Information shown:
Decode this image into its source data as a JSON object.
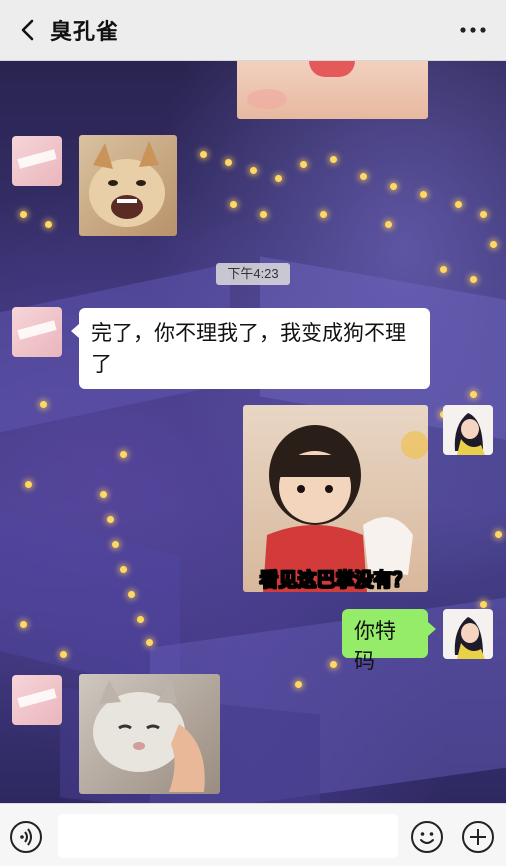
{
  "header": {
    "title": "臭孔雀",
    "back_icon": "chevron-left-icon",
    "more_icon": "more-dots-icon"
  },
  "messages": [
    {
      "side": "right",
      "type": "image",
      "content": "baby-face-sticker"
    },
    {
      "side": "left",
      "type": "image",
      "content": "barking-shiba-sticker"
    },
    {
      "side": "center",
      "type": "timestamp",
      "text": "下午4:23"
    },
    {
      "side": "left",
      "type": "text",
      "text": "完了，你不理我了，我变成狗不理了"
    },
    {
      "side": "right",
      "type": "image",
      "content": "toddler-meme",
      "caption": "看见这巴掌没有？"
    },
    {
      "side": "right",
      "type": "text",
      "text": "你特码"
    },
    {
      "side": "left",
      "type": "image",
      "content": "cat-squished-face-sticker"
    }
  ],
  "bottom": {
    "voice_icon": "voice-icon",
    "emoji_icon": "emoji-icon",
    "plus_icon": "plus-icon"
  },
  "colors": {
    "sent_bubble": "#95ec69",
    "received_bubble": "#ffffff",
    "header_bg": "#ededed"
  }
}
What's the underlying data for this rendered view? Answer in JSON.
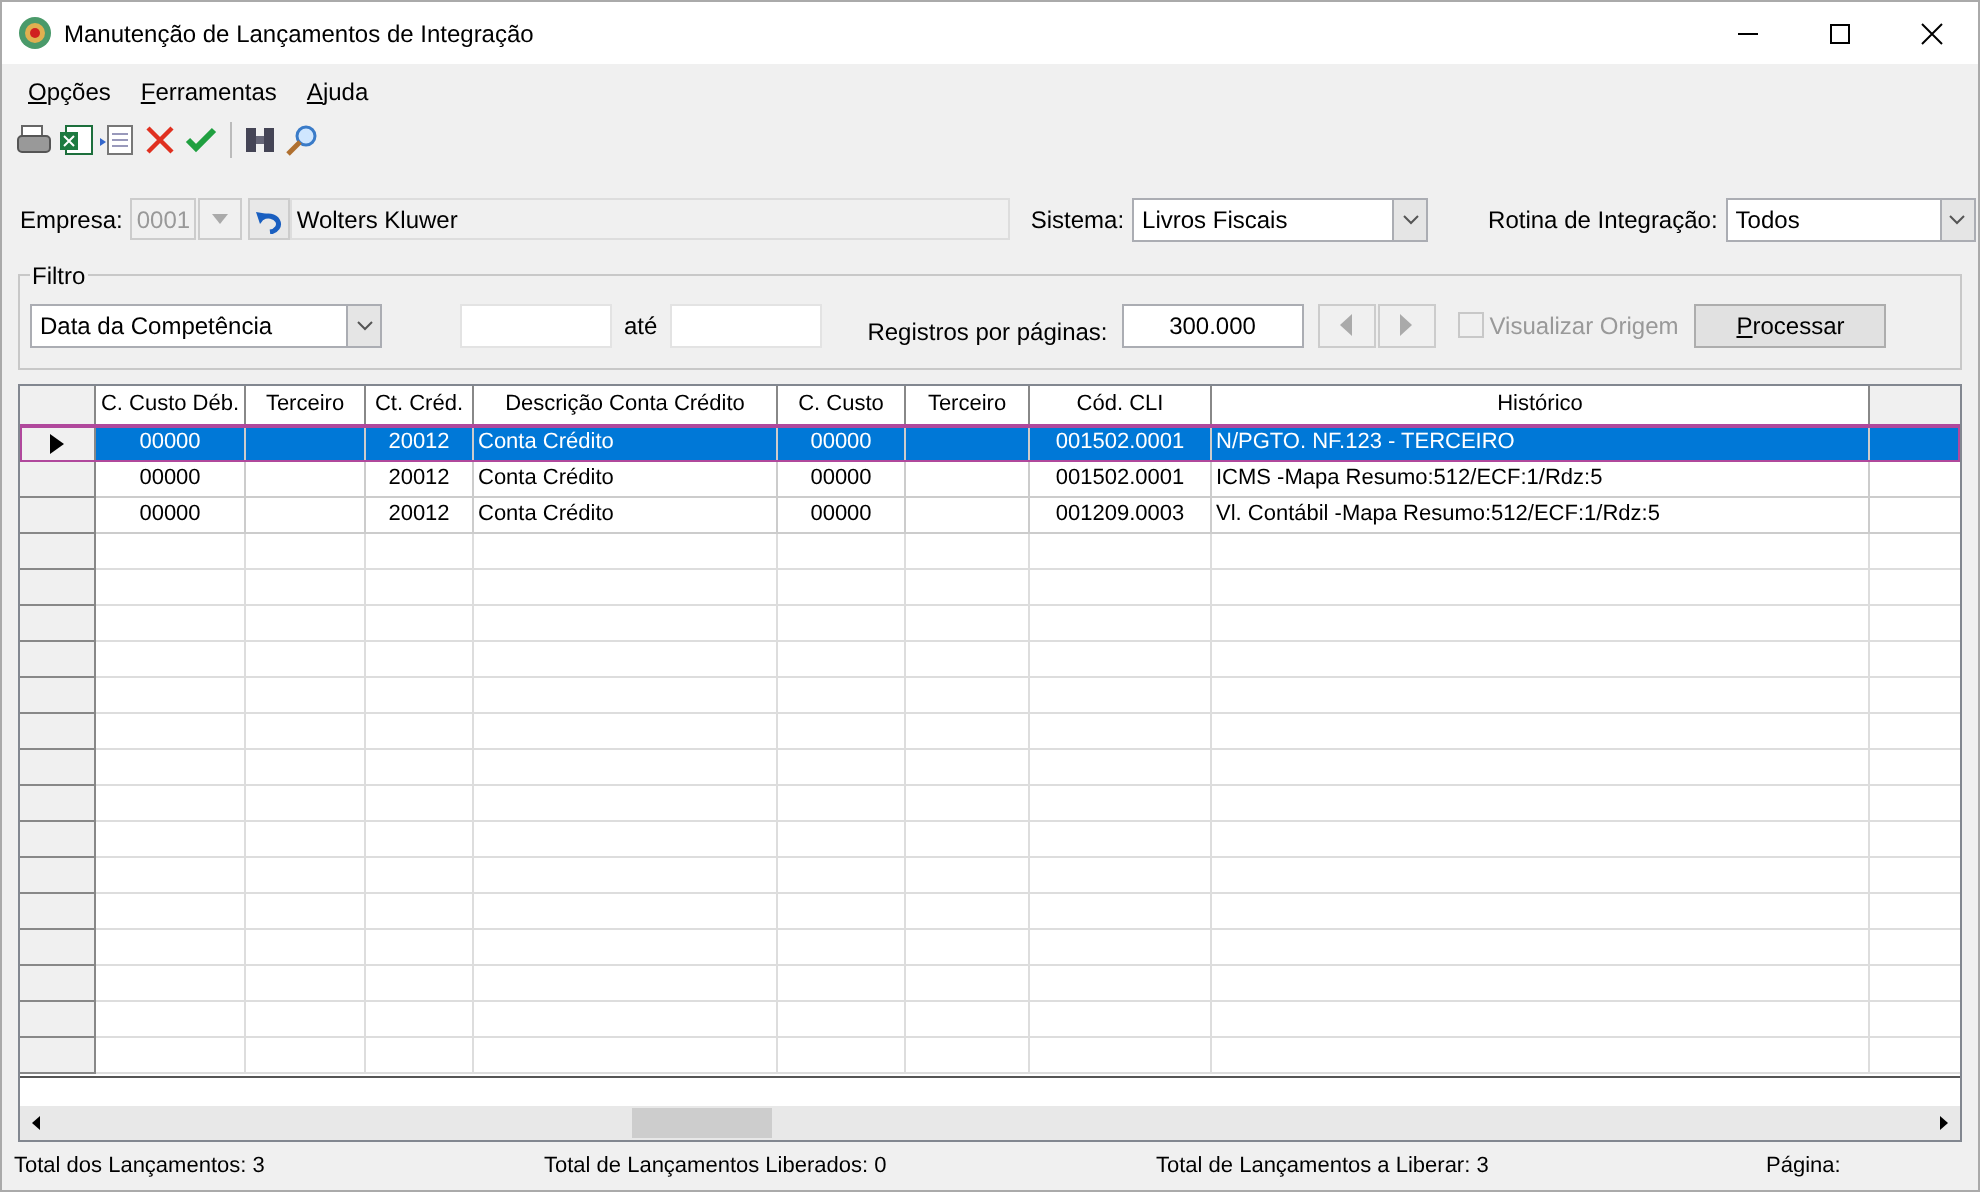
{
  "window": {
    "title": "Manutenção de Lançamentos de Integração"
  },
  "menu": [
    "Opções",
    "Ferramentas",
    "Ajuda"
  ],
  "empresa": {
    "label": "Empresa:",
    "code": "0001",
    "disabled": true,
    "name": "Wolters Kluwer"
  },
  "sistema": {
    "label": "Sistema:",
    "value": "Livros Fiscais"
  },
  "rotina": {
    "label": "Rotina de Integração:",
    "value": "Todos"
  },
  "filtro": {
    "title": "Filtro",
    "field": "Data da Competência",
    "until_label": "até",
    "per_page_label": "Registros por páginas:",
    "per_page": "300.000",
    "visualizar": {
      "label": "Visualizar Origem",
      "checked": false,
      "disabled": true
    },
    "button": "Processar"
  },
  "table": {
    "columns": [
      "C. Custo Déb.",
      "Terceiro",
      "Ct. Créd.",
      "Descrição Conta Crédito",
      "C. Custo",
      "Terceiro",
      "Cód. CLI",
      "Histórico"
    ],
    "rows": [
      {
        "selected": true,
        "cells": [
          "00000",
          "",
          "20012",
          "Conta Crédito",
          "00000",
          "",
          "001502.0001",
          "N/PGTO. NF.123 - TERCEIRO"
        ]
      },
      {
        "selected": false,
        "cells": [
          "00000",
          "",
          "20012",
          "Conta Crédito",
          "00000",
          "",
          "001502.0001",
          "ICMS -Mapa Resumo:512/ECF:1/Rdz:5"
        ]
      },
      {
        "selected": false,
        "cells": [
          "00000",
          "",
          "20012",
          "Conta Crédito",
          "00000",
          "",
          "001209.0003",
          "Vl. Contábil -Mapa Resumo:512/ECF:1/Rdz:5"
        ]
      }
    ]
  },
  "status_bar": [
    "Total dos Lançamentos: 3",
    "Total de Lançamentos Liberados: 0",
    "Total de Lançamentos a Liberar: 3",
    "Página:"
  ]
}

To be done: Reproduce every line of the material precisely, omitting its pictures.

Output:
Decode this image into its source data as a JSON object.
{
  "header": {
    "title": "臭孔雀",
    "back_icon": "chevron-left-icon",
    "more_icon": "more-dots-icon"
  },
  "messages": [
    {
      "side": "right",
      "type": "image",
      "content": "baby-face-sticker"
    },
    {
      "side": "left",
      "type": "image",
      "content": "barking-shiba-sticker"
    },
    {
      "side": "center",
      "type": "timestamp",
      "text": "下午4:23"
    },
    {
      "side": "left",
      "type": "text",
      "text": "完了，你不理我了，我变成狗不理了"
    },
    {
      "side": "right",
      "type": "image",
      "content": "toddler-meme",
      "caption": "看见这巴掌没有？"
    },
    {
      "side": "right",
      "type": "text",
      "text": "你特码"
    },
    {
      "side": "left",
      "type": "image",
      "content": "cat-squished-face-sticker"
    }
  ],
  "bottom": {
    "voice_icon": "voice-icon",
    "emoji_icon": "emoji-icon",
    "plus_icon": "plus-icon"
  },
  "colors": {
    "sent_bubble": "#95ec69",
    "received_bubble": "#ffffff",
    "header_bg": "#ededed"
  }
}
What's the underlying data for this rendered view? Answer in JSON.
{
  "window": {
    "title": "Manutenção de Lançamentos de Integração"
  },
  "menu": [
    "Opções",
    "Ferramentas",
    "Ajuda"
  ],
  "empresa": {
    "label": "Empresa:",
    "code": "0001",
    "disabled": true,
    "name": "Wolters Kluwer"
  },
  "sistema": {
    "label": "Sistema:",
    "value": "Livros Fiscais"
  },
  "rotina": {
    "label": "Rotina de Integração:",
    "value": "Todos"
  },
  "filtro": {
    "title": "Filtro",
    "field": "Data da Competência",
    "until_label": "até",
    "per_page_label": "Registros por páginas:",
    "per_page": "300.000",
    "visualizar": {
      "label": "Visualizar Origem",
      "checked": false,
      "disabled": true
    },
    "button": "Processar"
  },
  "table": {
    "columns": [
      "C. Custo Déb.",
      "Terceiro",
      "Ct. Créd.",
      "Descrição Conta Crédito",
      "C. Custo",
      "Terceiro",
      "Cód. CLI",
      "Histórico"
    ],
    "rows": [
      {
        "selected": true,
        "cells": [
          "00000",
          "",
          "20012",
          "Conta Crédito",
          "00000",
          "",
          "001502.0001",
          "N/PGTO. NF.123 - TERCEIRO"
        ]
      },
      {
        "selected": false,
        "cells": [
          "00000",
          "",
          "20012",
          "Conta Crédito",
          "00000",
          "",
          "001502.0001",
          "ICMS -Mapa Resumo:512/ECF:1/Rdz:5"
        ]
      },
      {
        "selected": false,
        "cells": [
          "00000",
          "",
          "20012",
          "Conta Crédito",
          "00000",
          "",
          "001209.0003",
          "Vl. Contábil -Mapa Resumo:512/ECF:1/Rdz:5"
        ]
      }
    ]
  },
  "status_bar": [
    "Total dos Lançamentos: 3",
    "Total de Lançamentos Liberados: 0",
    "Total de Lançamentos a Liberar: 3",
    "Página:"
  ]
}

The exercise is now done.